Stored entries

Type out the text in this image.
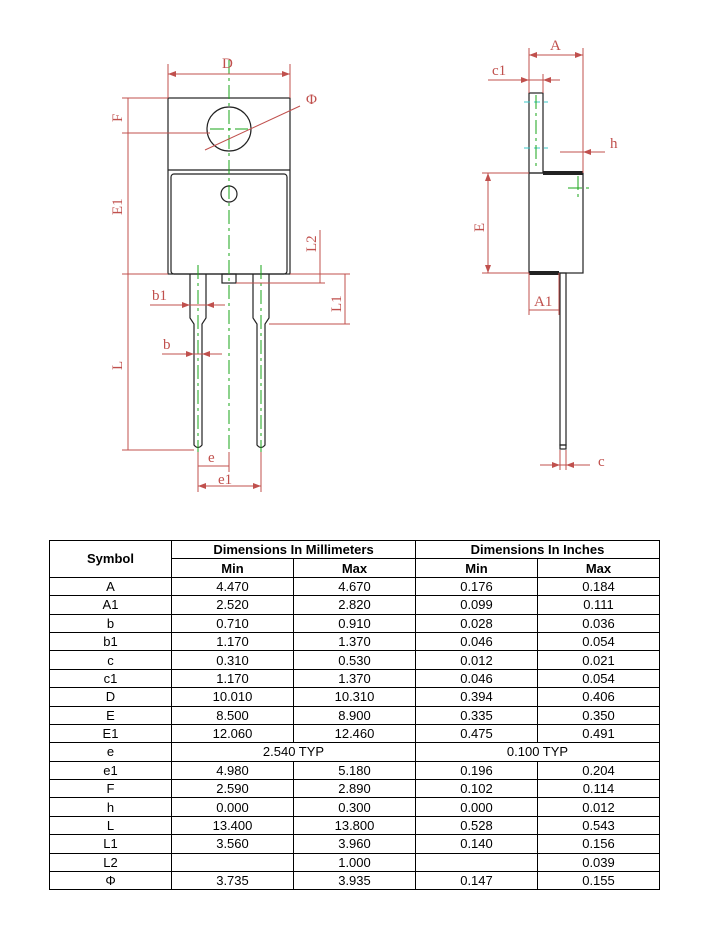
D
Φ
F
E1
L
L2
L1
b1
b
e
e1
A
c1
h
E
A1
c
Symbol	Dimensions In Millimeters		Dimensions In Inches	
	Min	Max	Min	Max
A	4.470	4.670	0.176	0.184
A1	2.520	2.820	0.099	0.111
b	0.710	0.910	0.028	0.036
b1	1.170	1.370	0.046	0.054
c	0.310	0.530	0.012	0.021
c1	1.170	1.370	0.046	0.054
D	10.010	10.310	0.394	0.406
E	8.500	8.900	0.335	0.350
E1	12.060	12.460	0.475	0.491
e	2.540 TYP		0.100 TYP	
e1	4.980	5.180	0.196	0.204
F	2.590	2.890	0.102	0.114
h	0.000	0.300	0.000	0.012
L	13.400	13.800	0.528	0.543
L1	3.560	3.960	0.140	0.156
L2		1.000		0.039
Φ	3.735	3.935	0.147	0.155
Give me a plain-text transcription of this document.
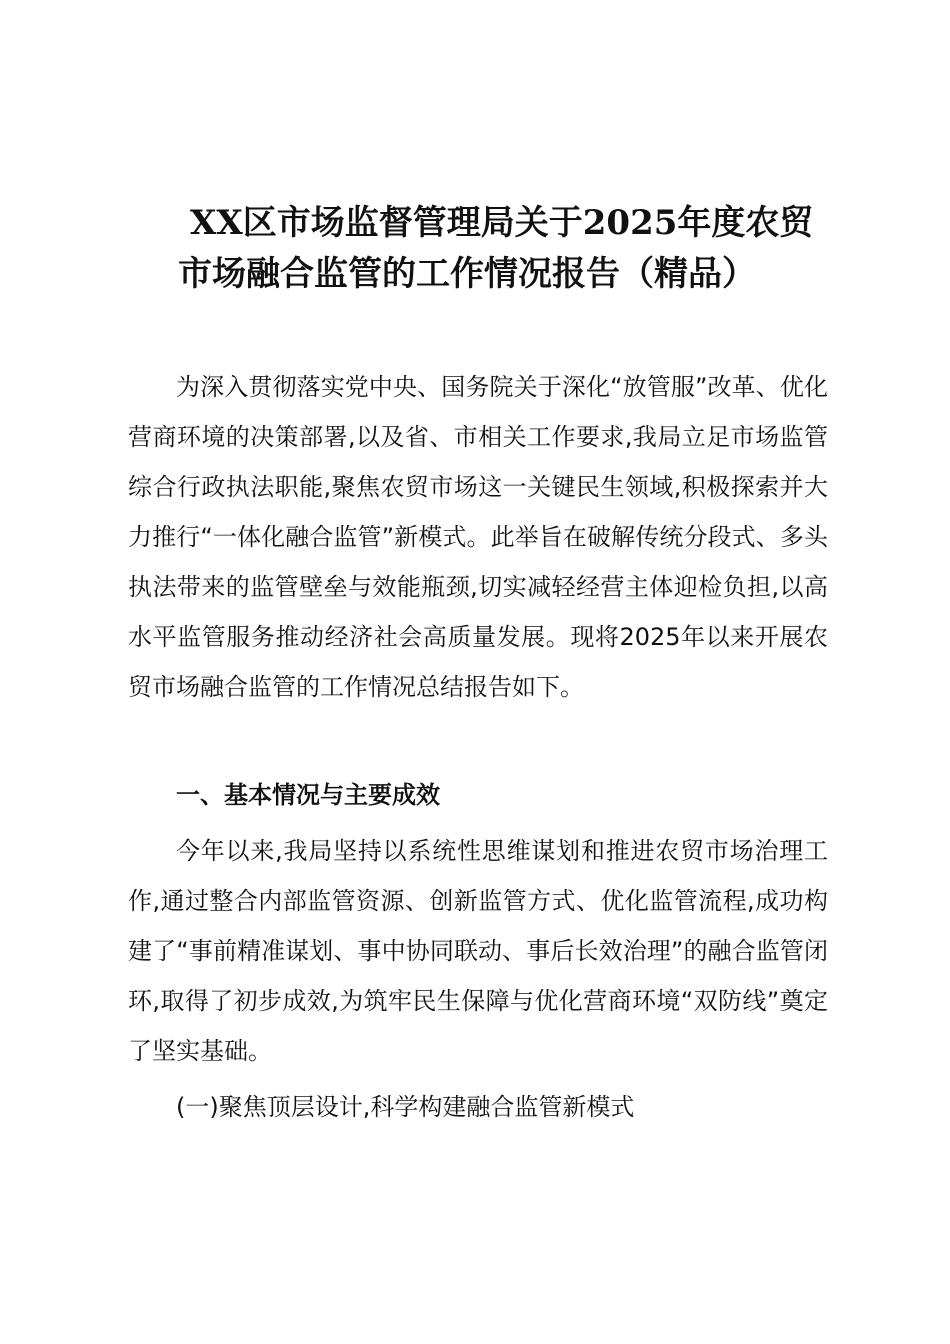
XX区市场监督管理局关于2025年度农贸
市场融合监管的工作情况报告（精品）

为深入贯彻落实党中央、国务院关于深化“放管服”改革、优化营商环境的决策部署,以及省、市相关工作要求,我局立足市场监管综合行政执法职能,聚焦农贸市场这一关键民生领域,积极探索并大力推行“一体化融合监管”新模式。此举旨在破解传统分段式、多头执法带来的监管壁垒与效能瓶颈,切实减轻经营主体迎检负担,以高水平监管服务推动经济社会高质量发展。现将2025年以来开展农贸市场融合监管的工作情况总结报告如下。

一、基本情况与主要成效

今年以来,我局坚持以系统性思维谋划和推进农贸市场治理工作,通过整合内部监管资源、创新监管方式、优化监管流程,成功构建了“事前精准谋划、事中协同联动、事后长效治理”的融合监管闭环,取得了初步成效,为筑牢民生保障与优化营商环境“双防线”奠定了坚实基础。

(一)聚焦顶层设计,科学构建融合监管新模式
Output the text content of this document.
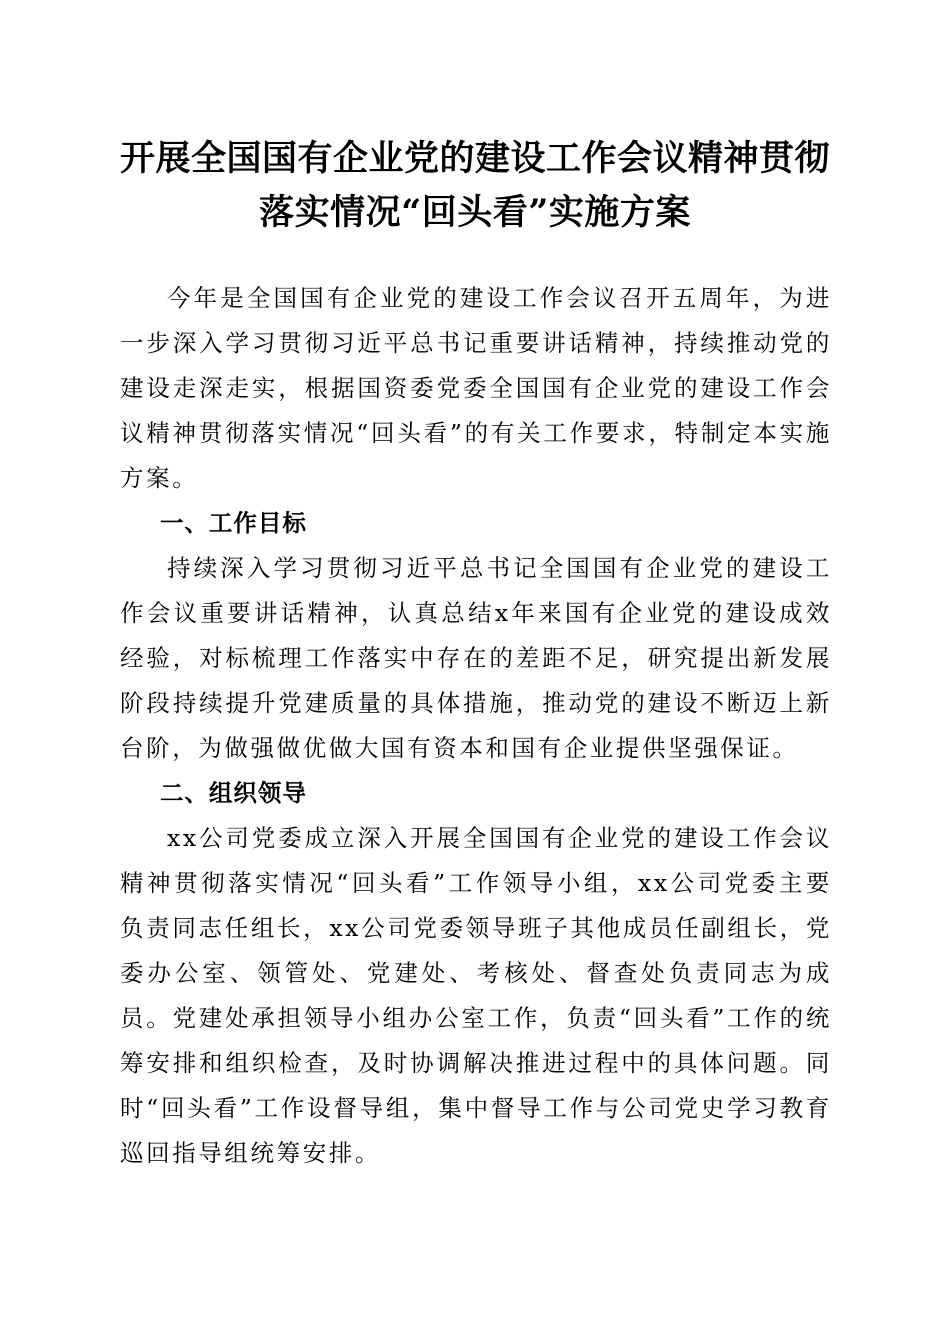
开展全国国有企业党的建设工作会议精神贯彻
落实情况“回头看”实施方案

今年是全国国有企业党的建设工作会议召开五周年，为进一步深入学习贯彻习近平总书记重要讲话精神，持续推动党的建设走深走实，根据国资委党委全国国有企业党的建设工作会议精神贯彻落实情况“回头看”的有关工作要求，特制定本实施方案。

一、工作目标

持续深入学习贯彻习近平总书记全国国有企业党的建设工作会议重要讲话精神，认真总结x年来国有企业党的建设成效经验，对标梳理工作落实中存在的差距不足，研究提出新发展阶段持续提升党建质量的具体措施，推动党的建设不断迈上新台阶，为做强做优做大国有资本和国有企业提供坚强保证。

二、组织领导

xx公司党委成立深入开展全国国有企业党的建设工作会议精神贯彻落实情况“回头看”工作领导小组，xx公司党委主要负责同志任组长，xx公司党委领导班子其他成员任副组长，党委办公室、领管处、党建处、考核处、督查处负责同志为成员。党建处承担领导小组办公室工作，负责“回头看”工作的统筹安排和组织检查，及时协调解决推进过程中的具体问题。同时“回头看”工作设督导组，集中督导工作与公司党史学习教育巡回指导组统筹安排。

# EXERCISE TASK:
Select every line of the records holding the string "document".

# WORKED ANSWER:
Give me a plain-text transcription of this document.
Output the text content of this document.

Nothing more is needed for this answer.